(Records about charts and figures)
● ● ● ● ●

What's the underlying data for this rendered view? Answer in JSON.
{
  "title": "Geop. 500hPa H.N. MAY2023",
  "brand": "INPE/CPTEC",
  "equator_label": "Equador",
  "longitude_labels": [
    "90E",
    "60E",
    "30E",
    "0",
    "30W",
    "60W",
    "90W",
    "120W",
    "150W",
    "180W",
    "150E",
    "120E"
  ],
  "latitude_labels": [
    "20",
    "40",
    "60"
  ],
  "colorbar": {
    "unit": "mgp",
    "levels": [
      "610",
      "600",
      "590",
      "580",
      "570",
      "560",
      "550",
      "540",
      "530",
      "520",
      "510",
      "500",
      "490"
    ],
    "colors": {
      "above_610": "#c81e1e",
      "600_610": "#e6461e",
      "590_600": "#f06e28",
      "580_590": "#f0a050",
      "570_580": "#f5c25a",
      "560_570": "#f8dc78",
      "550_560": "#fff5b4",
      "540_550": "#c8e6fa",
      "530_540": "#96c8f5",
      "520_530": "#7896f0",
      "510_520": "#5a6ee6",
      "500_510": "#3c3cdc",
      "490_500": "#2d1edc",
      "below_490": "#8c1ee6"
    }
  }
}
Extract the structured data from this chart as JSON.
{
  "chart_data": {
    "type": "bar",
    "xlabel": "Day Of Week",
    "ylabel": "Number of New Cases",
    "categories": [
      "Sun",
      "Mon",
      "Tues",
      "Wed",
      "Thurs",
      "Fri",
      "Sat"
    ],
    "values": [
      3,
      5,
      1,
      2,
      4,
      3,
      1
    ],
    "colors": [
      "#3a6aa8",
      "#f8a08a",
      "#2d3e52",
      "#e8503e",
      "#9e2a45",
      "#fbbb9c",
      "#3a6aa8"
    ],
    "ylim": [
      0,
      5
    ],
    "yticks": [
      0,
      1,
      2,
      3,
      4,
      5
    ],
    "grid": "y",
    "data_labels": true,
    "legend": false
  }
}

● ● ● ● ●

▶ [WHAT NEEDS TO BE DONE]: Copy every record exactly, with nothing added or dropped.

▶ [SOLUTION TO THIS EXERCISE]:
What's the underlying data for this rendered view? Answer in JSON.
{
  "title": "Geop. 500hPa H.N. MAY2023",
  "brand": "INPE/CPTEC",
  "equator_label": "Equador",
  "longitude_labels": [
    "90E",
    "60E",
    "30E",
    "0",
    "30W",
    "60W",
    "90W",
    "120W",
    "150W",
    "180W",
    "150E",
    "120E"
  ],
  "latitude_labels": [
    "20",
    "40",
    "60"
  ],
  "colorbar": {
    "unit": "mgp",
    "levels": [
      "610",
      "600",
      "590",
      "580",
      "570",
      "560",
      "550",
      "540",
      "530",
      "520",
      "510",
      "500",
      "490"
    ],
    "colors": {
      "above_610": "#c81e1e",
      "600_610": "#e6461e",
      "590_600": "#f06e28",
      "580_590": "#f0a050",
      "570_580": "#f5c25a",
      "560_570": "#f8dc78",
      "550_560": "#fff5b4",
      "540_550": "#c8e6fa",
      "530_540": "#96c8f5",
      "520_530": "#7896f0",
      "510_520": "#5a6ee6",
      "500_510": "#3c3cdc",
      "490_500": "#2d1edc",
      "below_490": "#8c1ee6"
    }
  }
}
Extract the structured data from this chart as JSON.
{
  "chart_data": {
    "type": "bar",
    "xlabel": "Day Of Week",
    "ylabel": "Number of New Cases",
    "categories": [
      "Sun",
      "Mon",
      "Tues",
      "Wed",
      "Thurs",
      "Fri",
      "Sat"
    ],
    "values": [
      3,
      5,
      1,
      2,
      4,
      3,
      1
    ],
    "colors": [
      "#3a6aa8",
      "#f8a08a",
      "#2d3e52",
      "#e8503e",
      "#9e2a45",
      "#fbbb9c",
      "#3a6aa8"
    ],
    "ylim": [
      0,
      5
    ],
    "yticks": [
      0,
      1,
      2,
      3,
      4,
      5
    ],
    "grid": "y",
    "data_labels": true,
    "legend": false
  }
}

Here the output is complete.